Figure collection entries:

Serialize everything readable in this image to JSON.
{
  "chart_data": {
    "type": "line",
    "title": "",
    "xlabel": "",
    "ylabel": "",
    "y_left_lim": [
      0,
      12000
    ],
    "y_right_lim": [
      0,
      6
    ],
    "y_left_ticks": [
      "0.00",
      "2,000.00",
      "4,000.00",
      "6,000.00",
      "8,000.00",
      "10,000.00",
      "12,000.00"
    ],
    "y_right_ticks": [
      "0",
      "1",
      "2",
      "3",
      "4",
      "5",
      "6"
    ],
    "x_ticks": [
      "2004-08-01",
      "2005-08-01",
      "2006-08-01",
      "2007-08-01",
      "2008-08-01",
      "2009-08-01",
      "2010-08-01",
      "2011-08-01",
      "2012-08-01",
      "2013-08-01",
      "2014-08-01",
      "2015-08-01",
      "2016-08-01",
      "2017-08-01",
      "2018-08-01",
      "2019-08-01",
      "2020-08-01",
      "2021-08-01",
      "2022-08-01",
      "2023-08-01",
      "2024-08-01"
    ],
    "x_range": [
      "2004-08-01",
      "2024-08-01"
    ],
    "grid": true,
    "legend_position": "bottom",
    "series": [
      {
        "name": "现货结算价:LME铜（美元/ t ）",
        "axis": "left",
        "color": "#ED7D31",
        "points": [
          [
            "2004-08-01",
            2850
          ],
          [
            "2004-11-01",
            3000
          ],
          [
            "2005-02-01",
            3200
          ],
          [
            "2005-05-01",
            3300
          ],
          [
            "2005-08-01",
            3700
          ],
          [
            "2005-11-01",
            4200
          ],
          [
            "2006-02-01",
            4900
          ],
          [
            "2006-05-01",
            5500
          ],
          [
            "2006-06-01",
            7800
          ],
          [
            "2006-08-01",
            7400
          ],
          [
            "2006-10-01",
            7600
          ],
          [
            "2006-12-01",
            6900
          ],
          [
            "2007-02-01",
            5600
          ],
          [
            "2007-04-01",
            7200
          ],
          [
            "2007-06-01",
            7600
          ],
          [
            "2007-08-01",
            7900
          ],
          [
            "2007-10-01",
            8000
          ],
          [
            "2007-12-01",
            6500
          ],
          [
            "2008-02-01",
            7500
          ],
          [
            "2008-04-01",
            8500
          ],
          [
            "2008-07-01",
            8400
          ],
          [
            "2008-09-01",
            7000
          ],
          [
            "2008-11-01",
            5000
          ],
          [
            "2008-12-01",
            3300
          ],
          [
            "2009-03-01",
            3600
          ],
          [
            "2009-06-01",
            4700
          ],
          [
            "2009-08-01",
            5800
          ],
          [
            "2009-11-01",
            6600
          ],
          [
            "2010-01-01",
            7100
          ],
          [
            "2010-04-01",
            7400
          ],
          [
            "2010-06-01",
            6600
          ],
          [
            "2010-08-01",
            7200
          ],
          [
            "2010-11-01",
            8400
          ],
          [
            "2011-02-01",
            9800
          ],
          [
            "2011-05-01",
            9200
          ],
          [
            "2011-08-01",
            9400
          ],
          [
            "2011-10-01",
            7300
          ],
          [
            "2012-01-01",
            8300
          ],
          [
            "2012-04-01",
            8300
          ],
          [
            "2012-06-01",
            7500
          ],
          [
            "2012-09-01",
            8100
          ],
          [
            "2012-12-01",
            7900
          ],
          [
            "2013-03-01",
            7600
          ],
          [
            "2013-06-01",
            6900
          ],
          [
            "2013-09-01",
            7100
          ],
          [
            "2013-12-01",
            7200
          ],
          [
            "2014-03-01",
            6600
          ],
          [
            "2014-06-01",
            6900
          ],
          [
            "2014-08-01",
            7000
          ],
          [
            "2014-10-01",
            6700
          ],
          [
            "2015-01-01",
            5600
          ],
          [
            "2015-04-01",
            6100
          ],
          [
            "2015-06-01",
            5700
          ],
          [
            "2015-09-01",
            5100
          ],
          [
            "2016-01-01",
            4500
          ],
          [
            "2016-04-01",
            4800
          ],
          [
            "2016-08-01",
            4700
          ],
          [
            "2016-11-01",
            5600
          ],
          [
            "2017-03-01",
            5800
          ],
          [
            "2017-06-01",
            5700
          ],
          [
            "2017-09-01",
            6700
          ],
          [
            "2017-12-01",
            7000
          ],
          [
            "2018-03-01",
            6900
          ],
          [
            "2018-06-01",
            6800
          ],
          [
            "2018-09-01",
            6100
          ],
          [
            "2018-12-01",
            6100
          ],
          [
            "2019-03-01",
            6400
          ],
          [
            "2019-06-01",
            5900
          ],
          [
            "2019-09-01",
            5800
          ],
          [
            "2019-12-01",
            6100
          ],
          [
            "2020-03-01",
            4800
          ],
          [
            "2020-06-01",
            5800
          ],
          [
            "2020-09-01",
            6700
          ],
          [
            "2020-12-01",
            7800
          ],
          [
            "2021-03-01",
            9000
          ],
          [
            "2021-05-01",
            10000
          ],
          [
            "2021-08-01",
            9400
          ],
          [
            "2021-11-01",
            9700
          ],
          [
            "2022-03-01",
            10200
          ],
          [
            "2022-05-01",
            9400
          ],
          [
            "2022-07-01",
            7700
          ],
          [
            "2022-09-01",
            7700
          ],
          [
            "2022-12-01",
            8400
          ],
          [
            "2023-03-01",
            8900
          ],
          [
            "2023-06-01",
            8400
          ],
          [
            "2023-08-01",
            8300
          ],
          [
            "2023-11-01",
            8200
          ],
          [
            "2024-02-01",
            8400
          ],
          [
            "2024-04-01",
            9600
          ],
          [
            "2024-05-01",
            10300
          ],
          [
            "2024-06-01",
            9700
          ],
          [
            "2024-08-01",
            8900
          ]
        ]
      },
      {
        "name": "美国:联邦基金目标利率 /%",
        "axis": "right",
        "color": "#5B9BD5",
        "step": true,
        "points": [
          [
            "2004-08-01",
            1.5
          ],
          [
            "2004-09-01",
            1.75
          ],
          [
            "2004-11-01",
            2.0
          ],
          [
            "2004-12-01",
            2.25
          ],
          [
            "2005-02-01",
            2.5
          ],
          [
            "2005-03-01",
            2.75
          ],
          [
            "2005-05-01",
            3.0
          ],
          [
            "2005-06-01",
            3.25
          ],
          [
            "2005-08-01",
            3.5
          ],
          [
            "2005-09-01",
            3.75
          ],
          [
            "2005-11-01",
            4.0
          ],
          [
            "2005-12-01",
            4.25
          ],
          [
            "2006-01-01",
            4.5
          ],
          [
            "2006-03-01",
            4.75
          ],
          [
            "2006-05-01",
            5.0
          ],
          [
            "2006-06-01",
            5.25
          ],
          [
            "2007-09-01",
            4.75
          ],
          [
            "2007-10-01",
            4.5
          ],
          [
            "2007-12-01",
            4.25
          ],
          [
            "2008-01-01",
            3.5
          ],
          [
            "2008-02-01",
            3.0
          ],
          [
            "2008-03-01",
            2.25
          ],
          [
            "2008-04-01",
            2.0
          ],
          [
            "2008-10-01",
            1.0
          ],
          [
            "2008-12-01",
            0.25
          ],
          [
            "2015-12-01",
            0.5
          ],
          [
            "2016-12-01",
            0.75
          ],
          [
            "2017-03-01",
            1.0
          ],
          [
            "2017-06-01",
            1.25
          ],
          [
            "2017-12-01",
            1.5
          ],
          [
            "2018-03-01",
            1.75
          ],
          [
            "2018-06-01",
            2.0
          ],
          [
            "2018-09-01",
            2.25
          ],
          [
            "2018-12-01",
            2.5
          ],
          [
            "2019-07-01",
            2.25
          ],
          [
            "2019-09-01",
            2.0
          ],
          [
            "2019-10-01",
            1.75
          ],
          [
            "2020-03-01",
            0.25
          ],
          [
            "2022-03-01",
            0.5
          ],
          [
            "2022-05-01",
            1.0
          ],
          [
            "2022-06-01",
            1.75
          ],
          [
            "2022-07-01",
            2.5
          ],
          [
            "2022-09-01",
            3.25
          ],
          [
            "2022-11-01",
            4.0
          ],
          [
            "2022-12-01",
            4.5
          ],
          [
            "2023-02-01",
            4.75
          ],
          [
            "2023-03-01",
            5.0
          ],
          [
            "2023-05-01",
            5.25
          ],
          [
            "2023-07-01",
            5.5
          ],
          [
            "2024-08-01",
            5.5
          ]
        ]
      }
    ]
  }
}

Task statement:
Identify each line of the material where the word "name" shows up, and copy it.

Written solution:
        "name": "现货结算价:LME铜（美元/ t ）",
        "name": "美国:联邦基金目标利率 /%",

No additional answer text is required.